Show only lines that include "scalar".
___ GIVEN INFORMATION
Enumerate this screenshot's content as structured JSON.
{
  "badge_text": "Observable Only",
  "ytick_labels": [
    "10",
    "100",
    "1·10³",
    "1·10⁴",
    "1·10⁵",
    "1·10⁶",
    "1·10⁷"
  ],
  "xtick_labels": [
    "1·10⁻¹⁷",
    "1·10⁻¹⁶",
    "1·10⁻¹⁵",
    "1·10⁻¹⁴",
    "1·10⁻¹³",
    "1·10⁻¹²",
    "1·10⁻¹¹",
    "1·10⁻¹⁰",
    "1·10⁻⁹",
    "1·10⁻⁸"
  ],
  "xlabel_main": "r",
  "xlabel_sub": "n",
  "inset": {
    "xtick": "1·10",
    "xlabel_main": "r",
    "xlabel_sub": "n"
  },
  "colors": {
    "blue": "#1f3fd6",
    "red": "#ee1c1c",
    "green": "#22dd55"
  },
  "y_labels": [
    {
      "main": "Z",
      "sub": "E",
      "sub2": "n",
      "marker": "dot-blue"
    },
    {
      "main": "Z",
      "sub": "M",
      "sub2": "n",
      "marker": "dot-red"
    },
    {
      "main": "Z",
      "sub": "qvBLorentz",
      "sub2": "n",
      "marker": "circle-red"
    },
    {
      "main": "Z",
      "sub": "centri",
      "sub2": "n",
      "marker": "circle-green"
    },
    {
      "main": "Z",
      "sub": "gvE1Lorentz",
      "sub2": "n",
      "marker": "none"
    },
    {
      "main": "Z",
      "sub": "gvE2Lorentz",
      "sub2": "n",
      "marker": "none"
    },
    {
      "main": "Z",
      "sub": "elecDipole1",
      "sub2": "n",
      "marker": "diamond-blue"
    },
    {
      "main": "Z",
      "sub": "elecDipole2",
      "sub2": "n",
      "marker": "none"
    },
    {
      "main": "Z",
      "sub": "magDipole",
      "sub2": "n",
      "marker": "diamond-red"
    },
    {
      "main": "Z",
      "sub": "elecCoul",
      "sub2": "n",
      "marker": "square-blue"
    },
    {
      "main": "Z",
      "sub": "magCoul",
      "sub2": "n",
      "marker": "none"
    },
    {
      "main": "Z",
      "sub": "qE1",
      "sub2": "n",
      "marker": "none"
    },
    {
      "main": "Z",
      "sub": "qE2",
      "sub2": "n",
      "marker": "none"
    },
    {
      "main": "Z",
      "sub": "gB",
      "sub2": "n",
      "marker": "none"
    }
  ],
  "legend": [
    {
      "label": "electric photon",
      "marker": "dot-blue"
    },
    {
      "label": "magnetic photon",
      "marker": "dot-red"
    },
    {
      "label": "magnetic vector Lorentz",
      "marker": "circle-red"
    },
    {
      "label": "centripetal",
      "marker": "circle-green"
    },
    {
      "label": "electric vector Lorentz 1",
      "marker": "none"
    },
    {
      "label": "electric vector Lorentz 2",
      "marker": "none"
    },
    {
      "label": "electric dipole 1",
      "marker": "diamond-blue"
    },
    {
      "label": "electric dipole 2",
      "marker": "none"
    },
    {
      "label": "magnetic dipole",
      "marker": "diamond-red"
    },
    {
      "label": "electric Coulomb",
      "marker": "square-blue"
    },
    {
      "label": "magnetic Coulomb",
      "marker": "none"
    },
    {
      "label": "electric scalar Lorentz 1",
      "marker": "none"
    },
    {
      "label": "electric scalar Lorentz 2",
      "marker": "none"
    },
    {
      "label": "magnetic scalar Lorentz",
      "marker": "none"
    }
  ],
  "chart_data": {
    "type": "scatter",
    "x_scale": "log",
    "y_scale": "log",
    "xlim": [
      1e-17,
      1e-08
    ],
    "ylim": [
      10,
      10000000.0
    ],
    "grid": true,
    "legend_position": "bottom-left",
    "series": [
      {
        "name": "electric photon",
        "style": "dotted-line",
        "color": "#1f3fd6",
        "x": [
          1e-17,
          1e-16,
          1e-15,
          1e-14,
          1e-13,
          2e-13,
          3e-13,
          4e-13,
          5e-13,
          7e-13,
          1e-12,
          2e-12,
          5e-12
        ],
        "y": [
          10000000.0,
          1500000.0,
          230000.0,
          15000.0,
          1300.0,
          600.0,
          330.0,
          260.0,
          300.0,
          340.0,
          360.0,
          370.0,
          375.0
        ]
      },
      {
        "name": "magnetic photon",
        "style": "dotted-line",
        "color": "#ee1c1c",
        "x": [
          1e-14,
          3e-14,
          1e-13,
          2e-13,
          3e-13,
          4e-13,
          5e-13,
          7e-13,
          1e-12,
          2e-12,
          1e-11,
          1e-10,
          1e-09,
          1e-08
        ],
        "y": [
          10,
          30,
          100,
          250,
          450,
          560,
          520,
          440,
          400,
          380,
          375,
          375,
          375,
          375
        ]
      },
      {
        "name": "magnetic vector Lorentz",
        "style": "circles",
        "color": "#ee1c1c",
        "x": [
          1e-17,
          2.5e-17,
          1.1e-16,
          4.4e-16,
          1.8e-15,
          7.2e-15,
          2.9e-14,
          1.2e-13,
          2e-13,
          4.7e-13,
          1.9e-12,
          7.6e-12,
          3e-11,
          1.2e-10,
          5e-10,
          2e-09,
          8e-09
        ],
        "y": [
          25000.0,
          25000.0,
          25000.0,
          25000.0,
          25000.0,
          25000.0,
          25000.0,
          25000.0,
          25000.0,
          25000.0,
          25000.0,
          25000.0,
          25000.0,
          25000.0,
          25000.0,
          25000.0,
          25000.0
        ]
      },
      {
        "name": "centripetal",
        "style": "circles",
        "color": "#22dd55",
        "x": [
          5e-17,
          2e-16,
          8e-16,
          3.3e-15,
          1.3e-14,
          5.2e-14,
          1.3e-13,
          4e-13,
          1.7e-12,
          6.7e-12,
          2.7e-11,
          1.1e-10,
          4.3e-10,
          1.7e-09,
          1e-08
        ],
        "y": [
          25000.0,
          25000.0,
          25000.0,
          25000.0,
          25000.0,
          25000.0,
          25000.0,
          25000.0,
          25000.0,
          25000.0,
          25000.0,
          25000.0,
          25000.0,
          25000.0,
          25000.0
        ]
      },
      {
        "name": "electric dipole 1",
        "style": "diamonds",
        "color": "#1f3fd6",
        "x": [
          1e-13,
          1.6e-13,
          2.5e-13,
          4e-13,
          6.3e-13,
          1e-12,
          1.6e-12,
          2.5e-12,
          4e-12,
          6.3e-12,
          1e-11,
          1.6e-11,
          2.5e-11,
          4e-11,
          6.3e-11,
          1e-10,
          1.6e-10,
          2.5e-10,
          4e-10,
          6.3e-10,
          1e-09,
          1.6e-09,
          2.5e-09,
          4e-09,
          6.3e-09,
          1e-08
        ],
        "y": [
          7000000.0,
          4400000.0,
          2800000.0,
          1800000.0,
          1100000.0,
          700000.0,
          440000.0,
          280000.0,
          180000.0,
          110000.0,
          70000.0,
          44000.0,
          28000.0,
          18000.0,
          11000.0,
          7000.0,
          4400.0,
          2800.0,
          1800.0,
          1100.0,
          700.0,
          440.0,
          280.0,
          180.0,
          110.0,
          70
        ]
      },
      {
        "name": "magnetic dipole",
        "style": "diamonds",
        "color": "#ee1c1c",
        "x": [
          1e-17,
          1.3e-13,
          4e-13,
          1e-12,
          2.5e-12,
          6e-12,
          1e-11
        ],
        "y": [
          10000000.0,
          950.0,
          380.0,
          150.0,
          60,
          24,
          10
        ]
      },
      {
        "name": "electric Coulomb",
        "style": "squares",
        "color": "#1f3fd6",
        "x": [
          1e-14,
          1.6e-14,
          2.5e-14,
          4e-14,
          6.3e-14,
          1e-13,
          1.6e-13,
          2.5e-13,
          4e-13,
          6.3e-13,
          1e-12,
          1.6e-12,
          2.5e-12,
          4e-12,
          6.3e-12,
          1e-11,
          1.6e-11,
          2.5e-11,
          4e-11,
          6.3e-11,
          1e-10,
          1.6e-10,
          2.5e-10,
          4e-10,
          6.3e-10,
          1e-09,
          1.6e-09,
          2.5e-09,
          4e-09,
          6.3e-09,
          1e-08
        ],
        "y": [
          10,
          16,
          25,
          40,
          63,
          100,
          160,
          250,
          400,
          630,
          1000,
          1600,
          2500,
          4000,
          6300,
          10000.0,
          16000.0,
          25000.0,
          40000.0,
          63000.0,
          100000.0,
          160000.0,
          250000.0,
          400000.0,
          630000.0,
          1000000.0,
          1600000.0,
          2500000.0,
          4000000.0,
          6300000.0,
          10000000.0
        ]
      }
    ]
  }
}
______
SOLUTION FOR THIS PROBLEM:
      "label": "electric scalar Lorentz 1",
      "label": "electric scalar Lorentz 2",
      "label": "magnetic scalar Lorentz",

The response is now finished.